--- INSTRUCTIONS FOR THE TASK ---
Tally the lines holding the string "pillar" and reply with that number alone.

--- DATA SHOWN ---
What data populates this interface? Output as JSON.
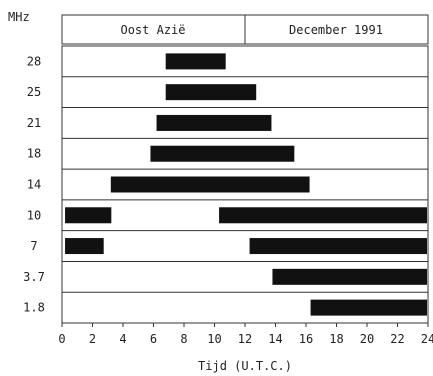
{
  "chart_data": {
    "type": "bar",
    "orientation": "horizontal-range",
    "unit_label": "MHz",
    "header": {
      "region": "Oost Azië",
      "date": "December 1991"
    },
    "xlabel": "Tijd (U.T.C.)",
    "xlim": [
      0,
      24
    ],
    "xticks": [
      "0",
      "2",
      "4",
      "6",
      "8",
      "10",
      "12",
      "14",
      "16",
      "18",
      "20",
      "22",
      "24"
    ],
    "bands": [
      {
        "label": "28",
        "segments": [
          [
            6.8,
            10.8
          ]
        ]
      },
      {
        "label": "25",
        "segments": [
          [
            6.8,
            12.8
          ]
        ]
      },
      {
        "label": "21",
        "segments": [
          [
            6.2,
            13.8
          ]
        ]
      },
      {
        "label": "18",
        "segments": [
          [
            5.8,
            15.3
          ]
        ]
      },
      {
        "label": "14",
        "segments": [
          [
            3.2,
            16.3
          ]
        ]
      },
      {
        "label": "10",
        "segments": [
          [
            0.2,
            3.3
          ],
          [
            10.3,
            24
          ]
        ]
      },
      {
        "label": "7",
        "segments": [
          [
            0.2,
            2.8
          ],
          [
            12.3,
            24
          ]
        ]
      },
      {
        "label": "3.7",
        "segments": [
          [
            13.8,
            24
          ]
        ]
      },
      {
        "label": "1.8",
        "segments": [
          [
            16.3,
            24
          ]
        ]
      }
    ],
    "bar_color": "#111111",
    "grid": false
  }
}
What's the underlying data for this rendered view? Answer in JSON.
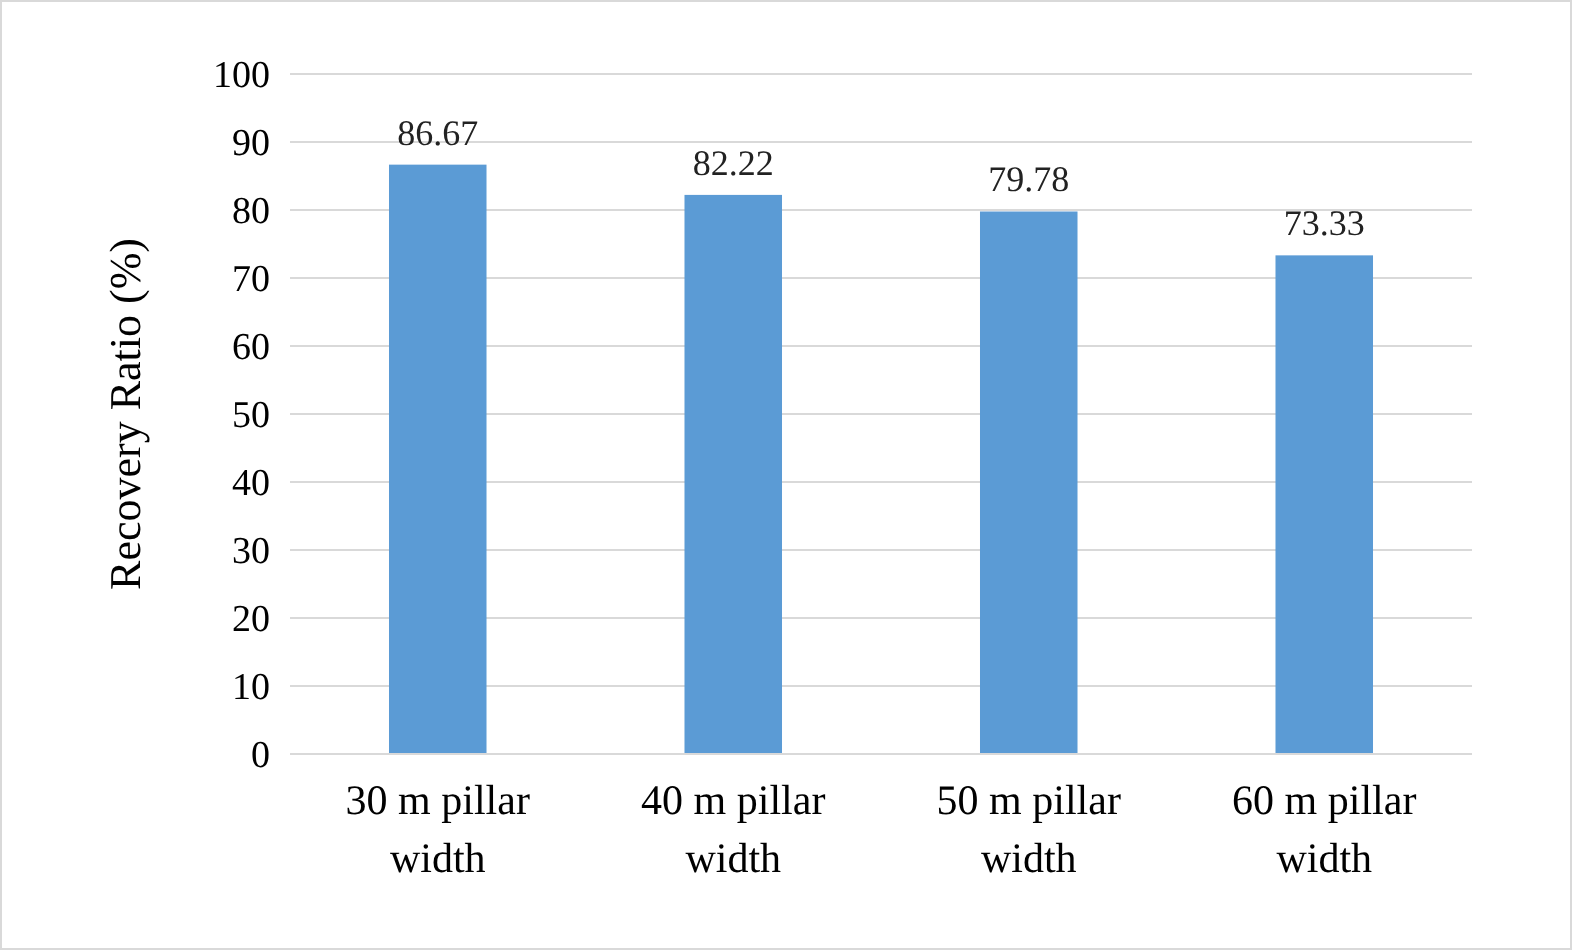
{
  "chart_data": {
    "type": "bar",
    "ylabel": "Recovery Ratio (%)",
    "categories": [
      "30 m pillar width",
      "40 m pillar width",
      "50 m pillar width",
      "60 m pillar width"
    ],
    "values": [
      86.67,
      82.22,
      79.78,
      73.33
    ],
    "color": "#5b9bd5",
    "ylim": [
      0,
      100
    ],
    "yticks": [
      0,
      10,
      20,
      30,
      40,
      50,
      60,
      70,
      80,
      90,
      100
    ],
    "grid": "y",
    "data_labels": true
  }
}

--- IN RESPONSE ---
4